====== GIVEN INFORMATION ======

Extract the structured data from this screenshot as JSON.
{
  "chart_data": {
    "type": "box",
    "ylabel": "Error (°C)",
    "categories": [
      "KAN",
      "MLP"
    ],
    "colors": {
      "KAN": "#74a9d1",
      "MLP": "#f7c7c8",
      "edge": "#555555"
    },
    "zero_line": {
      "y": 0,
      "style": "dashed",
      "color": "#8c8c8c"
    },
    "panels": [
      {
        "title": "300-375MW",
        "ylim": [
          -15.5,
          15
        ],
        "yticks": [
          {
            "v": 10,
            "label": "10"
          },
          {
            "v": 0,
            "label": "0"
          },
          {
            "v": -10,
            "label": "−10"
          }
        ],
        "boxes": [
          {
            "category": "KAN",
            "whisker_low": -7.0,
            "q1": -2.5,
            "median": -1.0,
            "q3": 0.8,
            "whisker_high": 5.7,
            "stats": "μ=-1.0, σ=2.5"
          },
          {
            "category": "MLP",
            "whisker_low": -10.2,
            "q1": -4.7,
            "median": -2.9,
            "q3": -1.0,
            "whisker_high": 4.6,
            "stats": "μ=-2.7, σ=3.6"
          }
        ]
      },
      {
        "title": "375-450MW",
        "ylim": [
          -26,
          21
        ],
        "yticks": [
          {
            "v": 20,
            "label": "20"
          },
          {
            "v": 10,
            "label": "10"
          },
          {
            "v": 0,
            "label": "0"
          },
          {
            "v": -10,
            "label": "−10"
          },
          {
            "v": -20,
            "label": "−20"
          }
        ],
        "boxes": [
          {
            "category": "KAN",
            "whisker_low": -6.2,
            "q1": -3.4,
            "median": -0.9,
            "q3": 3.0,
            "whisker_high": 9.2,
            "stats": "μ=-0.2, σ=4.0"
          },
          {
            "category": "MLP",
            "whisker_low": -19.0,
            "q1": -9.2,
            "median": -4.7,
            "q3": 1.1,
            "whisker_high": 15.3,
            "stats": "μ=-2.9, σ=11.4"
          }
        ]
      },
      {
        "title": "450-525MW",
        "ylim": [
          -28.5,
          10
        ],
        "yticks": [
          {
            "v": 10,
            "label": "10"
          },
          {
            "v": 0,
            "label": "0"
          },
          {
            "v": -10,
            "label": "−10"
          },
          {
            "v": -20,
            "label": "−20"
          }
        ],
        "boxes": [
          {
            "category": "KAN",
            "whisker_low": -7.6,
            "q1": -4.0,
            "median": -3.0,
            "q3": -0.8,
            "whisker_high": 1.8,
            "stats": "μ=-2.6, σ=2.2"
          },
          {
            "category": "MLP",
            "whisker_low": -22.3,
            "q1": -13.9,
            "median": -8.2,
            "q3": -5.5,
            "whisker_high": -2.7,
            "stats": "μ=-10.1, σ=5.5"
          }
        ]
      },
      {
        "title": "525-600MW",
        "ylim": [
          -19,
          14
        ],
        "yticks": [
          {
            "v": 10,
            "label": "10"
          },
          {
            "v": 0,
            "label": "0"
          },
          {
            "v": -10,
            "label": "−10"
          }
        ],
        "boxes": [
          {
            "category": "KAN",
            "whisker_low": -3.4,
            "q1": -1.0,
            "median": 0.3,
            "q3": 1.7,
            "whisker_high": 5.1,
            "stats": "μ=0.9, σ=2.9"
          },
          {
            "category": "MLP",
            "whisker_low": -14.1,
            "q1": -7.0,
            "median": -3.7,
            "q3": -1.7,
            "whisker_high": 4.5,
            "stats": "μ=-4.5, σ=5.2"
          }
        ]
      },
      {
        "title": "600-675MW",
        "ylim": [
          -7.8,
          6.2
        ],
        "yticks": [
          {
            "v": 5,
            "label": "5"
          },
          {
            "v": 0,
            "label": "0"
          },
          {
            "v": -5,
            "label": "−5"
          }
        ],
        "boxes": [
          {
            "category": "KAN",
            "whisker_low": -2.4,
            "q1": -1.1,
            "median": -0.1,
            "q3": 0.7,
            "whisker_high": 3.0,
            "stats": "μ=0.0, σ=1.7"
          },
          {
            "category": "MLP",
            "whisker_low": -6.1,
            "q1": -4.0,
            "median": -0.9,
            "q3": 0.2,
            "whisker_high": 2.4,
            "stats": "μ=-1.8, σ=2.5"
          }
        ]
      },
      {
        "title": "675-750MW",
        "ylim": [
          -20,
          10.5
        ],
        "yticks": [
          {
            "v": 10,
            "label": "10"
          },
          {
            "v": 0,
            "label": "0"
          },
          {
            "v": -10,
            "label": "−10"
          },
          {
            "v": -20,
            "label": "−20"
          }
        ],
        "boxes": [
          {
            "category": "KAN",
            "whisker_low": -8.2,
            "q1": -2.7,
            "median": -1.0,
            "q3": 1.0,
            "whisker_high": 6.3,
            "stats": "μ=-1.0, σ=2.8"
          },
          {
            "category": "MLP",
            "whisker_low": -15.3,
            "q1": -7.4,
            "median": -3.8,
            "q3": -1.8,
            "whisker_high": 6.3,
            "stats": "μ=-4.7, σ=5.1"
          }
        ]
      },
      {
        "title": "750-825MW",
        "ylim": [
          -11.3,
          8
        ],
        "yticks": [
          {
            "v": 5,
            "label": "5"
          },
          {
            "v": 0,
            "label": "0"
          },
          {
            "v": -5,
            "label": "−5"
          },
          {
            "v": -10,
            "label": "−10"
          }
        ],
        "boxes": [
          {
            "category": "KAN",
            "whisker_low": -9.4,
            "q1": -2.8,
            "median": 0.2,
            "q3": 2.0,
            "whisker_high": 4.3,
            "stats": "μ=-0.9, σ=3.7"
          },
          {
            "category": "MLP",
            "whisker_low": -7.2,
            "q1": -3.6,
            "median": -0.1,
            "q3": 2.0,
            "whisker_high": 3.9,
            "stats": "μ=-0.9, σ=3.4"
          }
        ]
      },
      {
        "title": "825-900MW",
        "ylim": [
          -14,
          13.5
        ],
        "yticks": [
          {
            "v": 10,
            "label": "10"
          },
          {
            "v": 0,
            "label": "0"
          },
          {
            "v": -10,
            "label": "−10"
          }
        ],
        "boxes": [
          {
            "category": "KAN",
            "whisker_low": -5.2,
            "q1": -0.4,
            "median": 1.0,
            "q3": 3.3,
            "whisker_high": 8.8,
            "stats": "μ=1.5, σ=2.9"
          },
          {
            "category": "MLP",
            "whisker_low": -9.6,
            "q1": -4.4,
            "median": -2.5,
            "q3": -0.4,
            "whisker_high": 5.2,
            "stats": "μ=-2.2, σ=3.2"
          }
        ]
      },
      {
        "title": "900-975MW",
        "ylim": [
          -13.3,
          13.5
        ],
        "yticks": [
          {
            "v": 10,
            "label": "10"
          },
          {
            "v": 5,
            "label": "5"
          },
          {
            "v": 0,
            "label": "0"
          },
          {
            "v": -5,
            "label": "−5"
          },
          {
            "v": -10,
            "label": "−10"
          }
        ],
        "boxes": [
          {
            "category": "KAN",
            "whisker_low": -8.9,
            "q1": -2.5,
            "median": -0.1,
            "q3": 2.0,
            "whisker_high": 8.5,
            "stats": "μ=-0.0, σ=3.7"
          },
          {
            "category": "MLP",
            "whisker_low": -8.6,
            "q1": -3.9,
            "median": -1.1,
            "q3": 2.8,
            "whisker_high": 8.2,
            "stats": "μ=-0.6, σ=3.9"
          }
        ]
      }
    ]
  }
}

======

PROBLEM TO WORK ON> Transcribe every entry verbatim.

SOLUTION>
Extract the structured data from this screenshot as JSON.
{
  "chart_data": {
    "type": "box",
    "ylabel": "Error (°C)",
    "categories": [
      "KAN",
      "MLP"
    ],
    "colors": {
      "KAN": "#74a9d1",
      "MLP": "#f7c7c8",
      "edge": "#555555"
    },
    "zero_line": {
      "y": 0,
      "style": "dashed",
      "color": "#8c8c8c"
    },
    "panels": [
      {
        "title": "300-375MW",
        "ylim": [
          -15.5,
          15
        ],
        "yticks": [
          {
            "v": 10,
            "label": "10"
          },
          {
            "v": 0,
            "label": "0"
          },
          {
            "v": -10,
            "label": "−10"
          }
        ],
        "boxes": [
          {
            "category": "KAN",
            "whisker_low": -7.0,
            "q1": -2.5,
            "median": -1.0,
            "q3": 0.8,
            "whisker_high": 5.7,
            "stats": "μ=-1.0, σ=2.5"
          },
          {
            "category": "MLP",
            "whisker_low": -10.2,
            "q1": -4.7,
            "median": -2.9,
            "q3": -1.0,
            "whisker_high": 4.6,
            "stats": "μ=-2.7, σ=3.6"
          }
        ]
      },
      {
        "title": "375-450MW",
        "ylim": [
          -26,
          21
        ],
        "yticks": [
          {
            "v": 20,
            "label": "20"
          },
          {
            "v": 10,
            "label": "10"
          },
          {
            "v": 0,
            "label": "0"
          },
          {
            "v": -10,
            "label": "−10"
          },
          {
            "v": -20,
            "label": "−20"
          }
        ],
        "boxes": [
          {
            "category": "KAN",
            "whisker_low": -6.2,
            "q1": -3.4,
            "median": -0.9,
            "q3": 3.0,
            "whisker_high": 9.2,
            "stats": "μ=-0.2, σ=4.0"
          },
          {
            "category": "MLP",
            "whisker_low": -19.0,
            "q1": -9.2,
            "median": -4.7,
            "q3": 1.1,
            "whisker_high": 15.3,
            "stats": "μ=-2.9, σ=11.4"
          }
        ]
      },
      {
        "title": "450-525MW",
        "ylim": [
          -28.5,
          10
        ],
        "yticks": [
          {
            "v": 10,
            "label": "10"
          },
          {
            "v": 0,
            "label": "0"
          },
          {
            "v": -10,
            "label": "−10"
          },
          {
            "v": -20,
            "label": "−20"
          }
        ],
        "boxes": [
          {
            "category": "KAN",
            "whisker_low": -7.6,
            "q1": -4.0,
            "median": -3.0,
            "q3": -0.8,
            "whisker_high": 1.8,
            "stats": "μ=-2.6, σ=2.2"
          },
          {
            "category": "MLP",
            "whisker_low": -22.3,
            "q1": -13.9,
            "median": -8.2,
            "q3": -5.5,
            "whisker_high": -2.7,
            "stats": "μ=-10.1, σ=5.5"
          }
        ]
      },
      {
        "title": "525-600MW",
        "ylim": [
          -19,
          14
        ],
        "yticks": [
          {
            "v": 10,
            "label": "10"
          },
          {
            "v": 0,
            "label": "0"
          },
          {
            "v": -10,
            "label": "−10"
          }
        ],
        "boxes": [
          {
            "category": "KAN",
            "whisker_low": -3.4,
            "q1": -1.0,
            "median": 0.3,
            "q3": 1.7,
            "whisker_high": 5.1,
            "stats": "μ=0.9, σ=2.9"
          },
          {
            "category": "MLP",
            "whisker_low": -14.1,
            "q1": -7.0,
            "median": -3.7,
            "q3": -1.7,
            "whisker_high": 4.5,
            "stats": "μ=-4.5, σ=5.2"
          }
        ]
      },
      {
        "title": "600-675MW",
        "ylim": [
          -7.8,
          6.2
        ],
        "yticks": [
          {
            "v": 5,
            "label": "5"
          },
          {
            "v": 0,
            "label": "0"
          },
          {
            "v": -5,
            "label": "−5"
          }
        ],
        "boxes": [
          {
            "category": "KAN",
            "whisker_low": -2.4,
            "q1": -1.1,
            "median": -0.1,
            "q3": 0.7,
            "whisker_high": 3.0,
            "stats": "μ=0.0, σ=1.7"
          },
          {
            "category": "MLP",
            "whisker_low": -6.1,
            "q1": -4.0,
            "median": -0.9,
            "q3": 0.2,
            "whisker_high": 2.4,
            "stats": "μ=-1.8, σ=2.5"
          }
        ]
      },
      {
        "title": "675-750MW",
        "ylim": [
          -20,
          10.5
        ],
        "yticks": [
          {
            "v": 10,
            "label": "10"
          },
          {
            "v": 0,
            "label": "0"
          },
          {
            "v": -10,
            "label": "−10"
          },
          {
            "v": -20,
            "label": "−20"
          }
        ],
        "boxes": [
          {
            "category": "KAN",
            "whisker_low": -8.2,
            "q1": -2.7,
            "median": -1.0,
            "q3": 1.0,
            "whisker_high": 6.3,
            "stats": "μ=-1.0, σ=2.8"
          },
          {
            "category": "MLP",
            "whisker_low": -15.3,
            "q1": -7.4,
            "median": -3.8,
            "q3": -1.8,
            "whisker_high": 6.3,
            "stats": "μ=-4.7, σ=5.1"
          }
        ]
      },
      {
        "title": "750-825MW",
        "ylim": [
          -11.3,
          8
        ],
        "yticks": [
          {
            "v": 5,
            "label": "5"
          },
          {
            "v": 0,
            "label": "0"
          },
          {
            "v": -5,
            "label": "−5"
          },
          {
            "v": -10,
            "label": "−10"
          }
        ],
        "boxes": [
          {
            "category": "KAN",
            "whisker_low": -9.4,
            "q1": -2.8,
            "median": 0.2,
            "q3": 2.0,
            "whisker_high": 4.3,
            "stats": "μ=-0.9, σ=3.7"
          },
          {
            "category": "MLP",
            "whisker_low": -7.2,
            "q1": -3.6,
            "median": -0.1,
            "q3": 2.0,
            "whisker_high": 3.9,
            "stats": "μ=-0.9, σ=3.4"
          }
        ]
      },
      {
        "title": "825-900MW",
        "ylim": [
          -14,
          13.5
        ],
        "yticks": [
          {
            "v": 10,
            "label": "10"
          },
          {
            "v": 0,
            "label": "0"
          },
          {
            "v": -10,
            "label": "−10"
          }
        ],
        "boxes": [
          {
            "category": "KAN",
            "whisker_low": -5.2,
            "q1": -0.4,
            "median": 1.0,
            "q3": 3.3,
            "whisker_high": 8.8,
            "stats": "μ=1.5, σ=2.9"
          },
          {
            "category": "MLP",
            "whisker_low": -9.6,
            "q1": -4.4,
            "median": -2.5,
            "q3": -0.4,
            "whisker_high": 5.2,
            "stats": "μ=-2.2, σ=3.2"
          }
        ]
      },
      {
        "title": "900-975MW",
        "ylim": [
          -13.3,
          13.5
        ],
        "yticks": [
          {
            "v": 10,
            "label": "10"
          },
          {
            "v": 5,
            "label": "5"
          },
          {
            "v": 0,
            "label": "0"
          },
          {
            "v": -5,
            "label": "−5"
          },
          {
            "v": -10,
            "label": "−10"
          }
        ],
        "boxes": [
          {
            "category": "KAN",
            "whisker_low": -8.9,
            "q1": -2.5,
            "median": -0.1,
            "q3": 2.0,
            "whisker_high": 8.5,
            "stats": "μ=-0.0, σ=3.7"
          },
          {
            "category": "MLP",
            "whisker_low": -8.6,
            "q1": -3.9,
            "median": -1.1,
            "q3": 2.8,
            "whisker_high": 8.2,
            "stats": "μ=-0.6, σ=3.9"
          }
        ]
      }
    ]
  }
}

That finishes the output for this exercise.